Word for word, retype every entry in the listing.

=== Section Start ===

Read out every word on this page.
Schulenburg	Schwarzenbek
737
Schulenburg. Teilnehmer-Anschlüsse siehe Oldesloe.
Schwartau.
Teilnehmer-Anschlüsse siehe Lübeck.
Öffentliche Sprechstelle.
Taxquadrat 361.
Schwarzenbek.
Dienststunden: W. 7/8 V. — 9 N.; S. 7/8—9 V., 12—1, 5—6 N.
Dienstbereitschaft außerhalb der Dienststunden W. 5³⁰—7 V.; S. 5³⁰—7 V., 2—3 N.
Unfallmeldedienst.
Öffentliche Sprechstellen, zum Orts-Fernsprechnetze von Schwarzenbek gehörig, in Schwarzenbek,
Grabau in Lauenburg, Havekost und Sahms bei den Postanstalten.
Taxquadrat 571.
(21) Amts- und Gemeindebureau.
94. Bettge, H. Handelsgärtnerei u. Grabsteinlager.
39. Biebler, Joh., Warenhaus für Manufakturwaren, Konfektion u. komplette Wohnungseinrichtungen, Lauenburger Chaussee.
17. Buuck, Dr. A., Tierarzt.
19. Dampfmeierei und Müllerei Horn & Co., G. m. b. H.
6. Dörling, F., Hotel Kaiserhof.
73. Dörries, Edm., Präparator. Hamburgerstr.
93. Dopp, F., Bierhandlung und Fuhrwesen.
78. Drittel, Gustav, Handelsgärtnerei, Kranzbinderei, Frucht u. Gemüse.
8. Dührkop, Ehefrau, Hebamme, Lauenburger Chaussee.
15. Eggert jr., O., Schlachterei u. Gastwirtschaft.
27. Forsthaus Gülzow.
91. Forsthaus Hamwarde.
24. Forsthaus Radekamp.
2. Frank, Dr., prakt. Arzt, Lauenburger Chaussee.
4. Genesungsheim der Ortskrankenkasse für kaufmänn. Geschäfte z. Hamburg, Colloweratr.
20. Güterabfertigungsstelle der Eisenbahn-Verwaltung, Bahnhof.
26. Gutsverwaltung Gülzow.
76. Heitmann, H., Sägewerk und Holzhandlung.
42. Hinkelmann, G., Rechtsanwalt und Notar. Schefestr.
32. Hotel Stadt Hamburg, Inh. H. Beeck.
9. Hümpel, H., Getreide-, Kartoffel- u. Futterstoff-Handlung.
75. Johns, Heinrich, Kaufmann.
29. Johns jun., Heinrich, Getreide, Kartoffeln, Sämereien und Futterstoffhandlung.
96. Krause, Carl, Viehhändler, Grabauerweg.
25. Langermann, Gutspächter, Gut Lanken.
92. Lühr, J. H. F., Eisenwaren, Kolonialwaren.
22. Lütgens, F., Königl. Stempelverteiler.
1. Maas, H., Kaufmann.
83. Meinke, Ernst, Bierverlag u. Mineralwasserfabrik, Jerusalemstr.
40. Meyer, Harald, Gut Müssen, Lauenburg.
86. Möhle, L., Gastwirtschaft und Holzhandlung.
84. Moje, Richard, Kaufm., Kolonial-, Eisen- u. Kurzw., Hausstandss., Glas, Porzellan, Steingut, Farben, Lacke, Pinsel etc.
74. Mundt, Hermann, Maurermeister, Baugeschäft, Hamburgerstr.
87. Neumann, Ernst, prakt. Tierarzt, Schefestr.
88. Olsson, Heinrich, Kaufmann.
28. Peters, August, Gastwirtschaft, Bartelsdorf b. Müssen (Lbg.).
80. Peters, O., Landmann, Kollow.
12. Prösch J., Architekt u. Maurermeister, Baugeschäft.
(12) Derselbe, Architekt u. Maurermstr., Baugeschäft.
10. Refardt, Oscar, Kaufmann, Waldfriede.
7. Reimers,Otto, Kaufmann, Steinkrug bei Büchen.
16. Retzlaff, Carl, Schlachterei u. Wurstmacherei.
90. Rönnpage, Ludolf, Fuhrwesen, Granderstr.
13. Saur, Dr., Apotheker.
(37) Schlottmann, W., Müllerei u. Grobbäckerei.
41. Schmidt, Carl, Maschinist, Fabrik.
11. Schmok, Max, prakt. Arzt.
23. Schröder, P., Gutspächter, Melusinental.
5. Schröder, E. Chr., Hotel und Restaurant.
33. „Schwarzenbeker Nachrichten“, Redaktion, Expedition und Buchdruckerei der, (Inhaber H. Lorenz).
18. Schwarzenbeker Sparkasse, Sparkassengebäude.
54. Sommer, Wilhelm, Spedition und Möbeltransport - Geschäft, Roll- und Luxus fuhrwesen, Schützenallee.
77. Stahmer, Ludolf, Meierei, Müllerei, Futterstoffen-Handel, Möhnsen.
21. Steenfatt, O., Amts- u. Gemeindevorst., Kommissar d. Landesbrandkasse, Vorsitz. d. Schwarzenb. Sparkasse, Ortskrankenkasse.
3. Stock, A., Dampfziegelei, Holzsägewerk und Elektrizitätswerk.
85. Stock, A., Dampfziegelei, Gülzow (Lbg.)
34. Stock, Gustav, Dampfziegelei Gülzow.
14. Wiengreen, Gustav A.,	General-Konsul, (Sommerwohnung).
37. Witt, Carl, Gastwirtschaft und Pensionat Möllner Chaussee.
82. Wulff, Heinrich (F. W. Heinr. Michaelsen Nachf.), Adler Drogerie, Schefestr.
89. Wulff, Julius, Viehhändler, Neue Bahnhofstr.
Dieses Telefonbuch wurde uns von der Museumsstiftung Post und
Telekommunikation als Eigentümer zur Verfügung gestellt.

=== Section End ===

* Task response:
Read out every word on this page.
Schulenburg	Schwarzenbek
737
Schulenburg. Teilnehmer-Anschlüsse siehe Oldesloe.
Schwartau.
Teilnehmer-Anschlüsse siehe Lübeck.
Öffentliche Sprechstelle.
Taxquadrat 361.
Schwarzenbek.
Dienststunden: W. 7/8 V. — 9 N.; S. 7/8—9 V., 12—1, 5—6 N.
Dienstbereitschaft außerhalb der Dienststunden W. 5³⁰—7 V.; S. 5³⁰—7 V., 2—3 N.
Unfallmeldedienst.
Öffentliche Sprechstellen, zum Orts-Fernsprechnetze von Schwarzenbek gehörig, in Schwarzenbek,
Grabau in Lauenburg, Havekost und Sahms bei den Postanstalten.
Taxquadrat 571.
(21) Amts- und Gemeindebureau.
94. Bettge, H. Handelsgärtnerei u. Grabsteinlager.
39. Biebler, Joh., Warenhaus für Manufakturwaren, Konfektion u. komplette Wohnungseinrichtungen, Lauenburger Chaussee.
17. Buuck, Dr. A., Tierarzt.
19. Dampfmeierei und Müllerei Horn & Co., G. m. b. H.
6. Dörling, F., Hotel Kaiserhof.
73. Dörries, Edm., Präparator. Hamburgerstr.
93. Dopp, F., Bierhandlung und Fuhrwesen.
78. Drittel, Gustav, Handelsgärtnerei, Kranzbinderei, Frucht u. Gemüse.
8. Dührkop, Ehefrau, Hebamme, Lauenburger Chaussee.
15. Eggert jr., O., Schlachterei u. Gastwirtschaft.
27. Forsthaus Gülzow.
91. Forsthaus Hamwarde.
24. Forsthaus Radekamp.
2. Frank, Dr., prakt. Arzt, Lauenburger Chaussee.
4. Genesungsheim der Ortskrankenkasse für kaufmänn. Geschäfte z. Hamburg, Colloweratr.
20. Güterabfertigungsstelle der Eisenbahn-Verwaltung, Bahnhof.
26. Gutsverwaltung Gülzow.
76. Heitmann, H., Sägewerk und Holzhandlung.
42. Hinkelmann, G., Rechtsanwalt und Notar. Schefestr.
32. Hotel Stadt Hamburg, Inh. H. Beeck.
9. Hümpel, H., Getreide-, Kartoffel- u. Futterstoff-Handlung.
75. Johns, Heinrich, Kaufmann.
29. Johns jun., Heinrich, Getreide, Kartoffeln, Sämereien und Futterstoffhandlung.
96. Krause, Carl, Viehhändler, Grabauerweg.
25. Langermann, Gutspächter, Gut Lanken.
92. Lühr, J. H. F., Eisenwaren, Kolonialwaren.
22. Lütgens, F., Königl. Stempelverteiler.
1. Maas, H., Kaufmann.
83. Meinke, Ernst, Bierverlag u. Mineralwasserfabrik, Jerusalemstr.
40. Meyer, Harald, Gut Müssen, Lauenburg.
86. Möhle, L., Gastwirtschaft und Holzhandlung.
84. Moje, Richard, Kaufm., Kolonial-, Eisen- u. Kurzw., Hausstandss., Glas, Porzellan, Steingut, Farben, Lacke, Pinsel etc.
74. Mundt, Hermann, Maurermeister, Baugeschäft, Hamburgerstr.
87. Neumann, Ernst, prakt. Tierarzt, Schefestr.
88. Olsson, Heinrich, Kaufmann.
28. Peters, August, Gastwirtschaft, Bartelsdorf b. Müssen (Lbg.).
80. Peters, O., Landmann, Kollow.
12. Prösch J., Architekt u. Maurermeister, Baugeschäft.
(12) Derselbe, Architekt u. Maurermstr., Baugeschäft.
10. Refardt, Oscar, Kaufmann, Waldfriede.
7. Reimers,Otto, Kaufmann, Steinkrug bei Büchen.
16. Retzlaff, Carl, Schlachterei u. Wurstmacherei.
90. Rönnpage, Ludolf, Fuhrwesen, Granderstr.
13. Saur, Dr., Apotheker.
(37) Schlottmann, W., Müllerei u. Grobbäckerei.
41. Schmidt, Carl, Maschinist, Fabrik.
11. Schmok, Max, prakt. Arzt.
23. Schröder, P., Gutspächter, Melusinental.
5. Schröder, E. Chr., Hotel und Restaurant.
33. „Schwarzenbeker Nachrichten“, Redaktion, Expedition und Buchdruckerei der, (Inhaber H. Lorenz).
18. Schwarzenbeker Sparkasse, Sparkassengebäude.
54. Sommer, Wilhelm, Spedition und Möbeltransport - Geschäft, Roll- und Luxus fuhrwesen, Schützenallee.
77. Stahmer, Ludolf, Meierei, Müllerei, Futterstoffen-Handel, Möhnsen.
21. Steenfatt, O., Amts- u. Gemeindevorst., Kommissar d. Landesbrandkasse, Vorsitz. d. Schwarzenb. Sparkasse, Ortskrankenkasse.
3. Stock, A., Dampfziegelei, Holzsägewerk und Elektrizitätswerk.
85. Stock, A., Dampfziegelei, Gülzow (Lbg.)
34. Stock, Gustav, Dampfziegelei Gülzow.
14. Wiengreen, Gustav A.,	General-Konsul, (Sommerwohnung).
37. Witt, Carl, Gastwirtschaft und Pensionat Möllner Chaussee.
82. Wulff, Heinrich (F. W. Heinr. Michaelsen Nachf.), Adler Drogerie, Schefestr.
89. Wulff, Julius, Viehhändler, Neue Bahnhofstr.
Dieses Telefonbuch wurde uns von der Museumsstiftung Post und
Telekommunikation als Eigentümer zur Verfügung gestellt.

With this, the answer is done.